═════ Stored data
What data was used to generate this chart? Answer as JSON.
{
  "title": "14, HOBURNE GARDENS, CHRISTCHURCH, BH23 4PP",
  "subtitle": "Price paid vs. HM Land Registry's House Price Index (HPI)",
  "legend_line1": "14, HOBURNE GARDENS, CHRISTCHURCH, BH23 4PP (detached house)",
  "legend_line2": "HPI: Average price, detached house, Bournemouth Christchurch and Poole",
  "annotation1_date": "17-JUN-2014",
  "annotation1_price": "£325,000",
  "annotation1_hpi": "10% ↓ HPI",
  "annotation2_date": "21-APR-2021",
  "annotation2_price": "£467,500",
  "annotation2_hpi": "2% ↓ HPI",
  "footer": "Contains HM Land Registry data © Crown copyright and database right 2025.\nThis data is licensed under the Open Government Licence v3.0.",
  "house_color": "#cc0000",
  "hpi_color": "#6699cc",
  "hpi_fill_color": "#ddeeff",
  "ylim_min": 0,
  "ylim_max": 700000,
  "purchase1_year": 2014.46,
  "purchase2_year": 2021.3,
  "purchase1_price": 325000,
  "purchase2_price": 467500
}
══════════
Task description :: Reproduce the entries above in full by retyping them exactly.

Reply ::
What data was used to generate this chart? Answer as JSON.
{
  "title": "14, HOBURNE GARDENS, CHRISTCHURCH, BH23 4PP",
  "subtitle": "Price paid vs. HM Land Registry's House Price Index (HPI)",
  "legend_line1": "14, HOBURNE GARDENS, CHRISTCHURCH, BH23 4PP (detached house)",
  "legend_line2": "HPI: Average price, detached house, Bournemouth Christchurch and Poole",
  "annotation1_date": "17-JUN-2014",
  "annotation1_price": "£325,000",
  "annotation1_hpi": "10% ↓ HPI",
  "annotation2_date": "21-APR-2021",
  "annotation2_price": "£467,500",
  "annotation2_hpi": "2% ↓ HPI",
  "footer": "Contains HM Land Registry data © Crown copyright and database right 2025.\nThis data is licensed under the Open Government Licence v3.0.",
  "house_color": "#cc0000",
  "hpi_color": "#6699cc",
  "hpi_fill_color": "#ddeeff",
  "ylim_min": 0,
  "ylim_max": 700000,
  "purchase1_year": 2014.46,
  "purchase2_year": 2021.3,
  "purchase1_price": 325000,
  "purchase2_price": 467500
}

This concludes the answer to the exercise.